Identify and reproduce every line holding the string "screenshot".

- _A run of records_:
____________________
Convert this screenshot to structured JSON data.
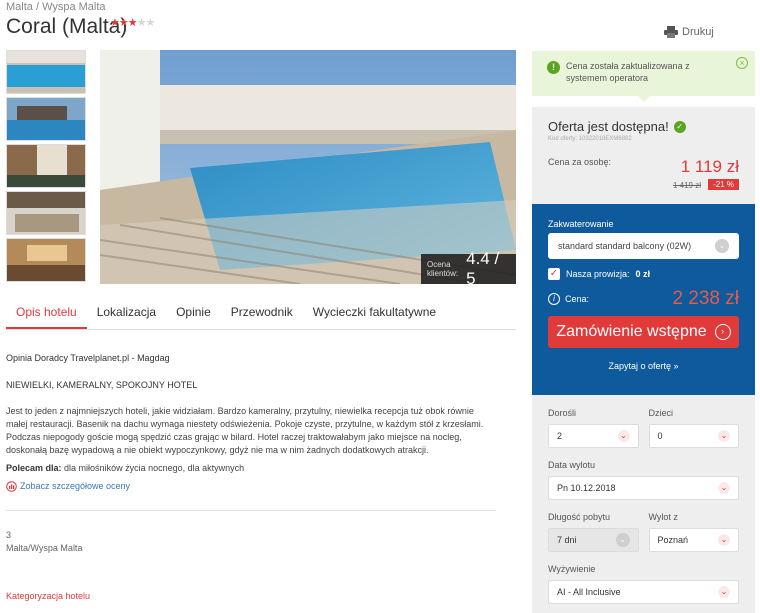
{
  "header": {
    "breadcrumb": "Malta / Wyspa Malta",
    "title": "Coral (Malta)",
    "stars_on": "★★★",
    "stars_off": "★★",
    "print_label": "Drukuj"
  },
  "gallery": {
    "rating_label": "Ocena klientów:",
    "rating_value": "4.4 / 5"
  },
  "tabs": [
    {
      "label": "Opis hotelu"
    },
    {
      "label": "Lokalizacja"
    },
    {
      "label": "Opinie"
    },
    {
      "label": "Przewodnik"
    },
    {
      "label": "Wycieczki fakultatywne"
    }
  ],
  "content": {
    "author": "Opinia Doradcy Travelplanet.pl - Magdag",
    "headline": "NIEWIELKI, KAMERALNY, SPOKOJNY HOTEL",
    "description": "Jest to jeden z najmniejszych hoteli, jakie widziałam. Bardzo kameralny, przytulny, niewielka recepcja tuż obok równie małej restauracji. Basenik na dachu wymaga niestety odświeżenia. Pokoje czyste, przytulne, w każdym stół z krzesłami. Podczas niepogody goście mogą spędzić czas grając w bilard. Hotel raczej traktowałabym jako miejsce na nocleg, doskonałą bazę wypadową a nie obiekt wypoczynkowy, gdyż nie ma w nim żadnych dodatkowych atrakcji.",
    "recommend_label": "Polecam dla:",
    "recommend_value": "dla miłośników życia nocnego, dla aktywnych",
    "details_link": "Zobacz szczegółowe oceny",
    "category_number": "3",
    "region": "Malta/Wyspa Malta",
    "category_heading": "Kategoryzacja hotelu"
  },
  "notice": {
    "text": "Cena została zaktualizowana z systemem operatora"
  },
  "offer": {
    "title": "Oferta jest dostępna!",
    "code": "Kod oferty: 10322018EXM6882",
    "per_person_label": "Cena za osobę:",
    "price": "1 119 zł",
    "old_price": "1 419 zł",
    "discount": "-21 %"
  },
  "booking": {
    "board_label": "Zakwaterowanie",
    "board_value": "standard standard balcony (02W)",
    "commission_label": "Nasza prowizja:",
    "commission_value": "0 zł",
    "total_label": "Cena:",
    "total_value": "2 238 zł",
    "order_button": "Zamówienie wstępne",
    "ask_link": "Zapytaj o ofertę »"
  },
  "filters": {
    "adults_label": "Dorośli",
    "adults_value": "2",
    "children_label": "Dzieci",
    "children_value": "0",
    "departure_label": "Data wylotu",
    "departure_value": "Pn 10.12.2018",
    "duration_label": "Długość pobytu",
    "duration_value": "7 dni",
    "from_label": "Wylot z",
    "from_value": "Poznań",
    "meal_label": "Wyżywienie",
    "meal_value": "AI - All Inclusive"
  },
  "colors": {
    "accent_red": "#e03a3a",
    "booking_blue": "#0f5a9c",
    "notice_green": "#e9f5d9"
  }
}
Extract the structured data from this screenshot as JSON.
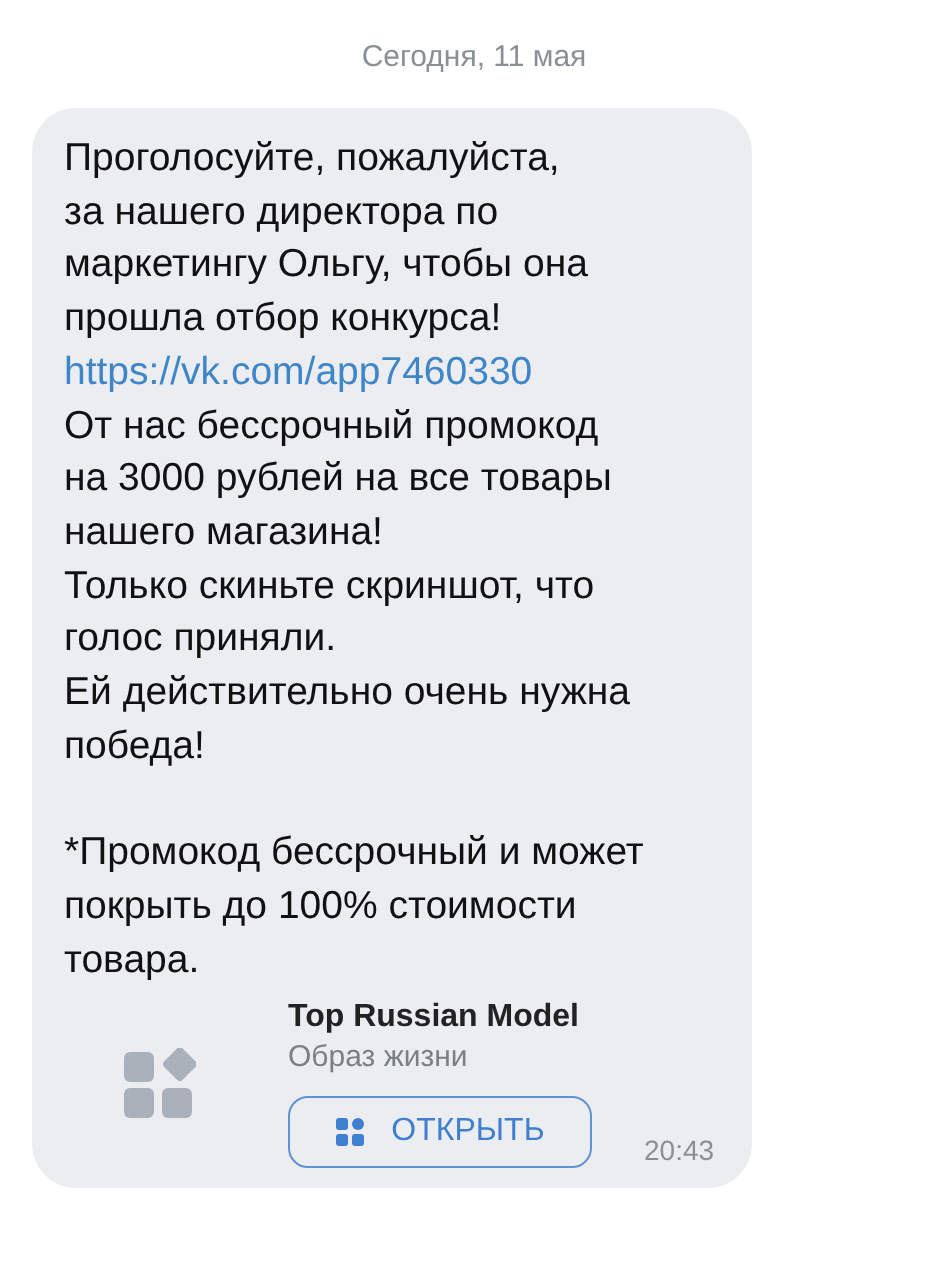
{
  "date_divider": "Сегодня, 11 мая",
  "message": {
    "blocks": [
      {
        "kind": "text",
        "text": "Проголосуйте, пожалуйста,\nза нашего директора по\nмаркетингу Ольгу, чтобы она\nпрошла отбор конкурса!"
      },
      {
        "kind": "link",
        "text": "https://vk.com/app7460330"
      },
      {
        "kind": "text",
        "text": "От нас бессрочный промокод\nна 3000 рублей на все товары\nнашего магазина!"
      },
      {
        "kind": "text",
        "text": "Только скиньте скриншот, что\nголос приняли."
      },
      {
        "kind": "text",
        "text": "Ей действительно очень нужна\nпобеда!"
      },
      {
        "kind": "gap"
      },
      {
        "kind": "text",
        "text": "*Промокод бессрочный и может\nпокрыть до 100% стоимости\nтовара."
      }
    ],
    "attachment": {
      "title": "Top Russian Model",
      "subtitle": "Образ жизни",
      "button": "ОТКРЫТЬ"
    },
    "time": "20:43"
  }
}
____________________
- _WRITTEN SOLUTION_:
Convert this screenshot to structured JSON data.
Extract the structured data from this screenshot as JSON.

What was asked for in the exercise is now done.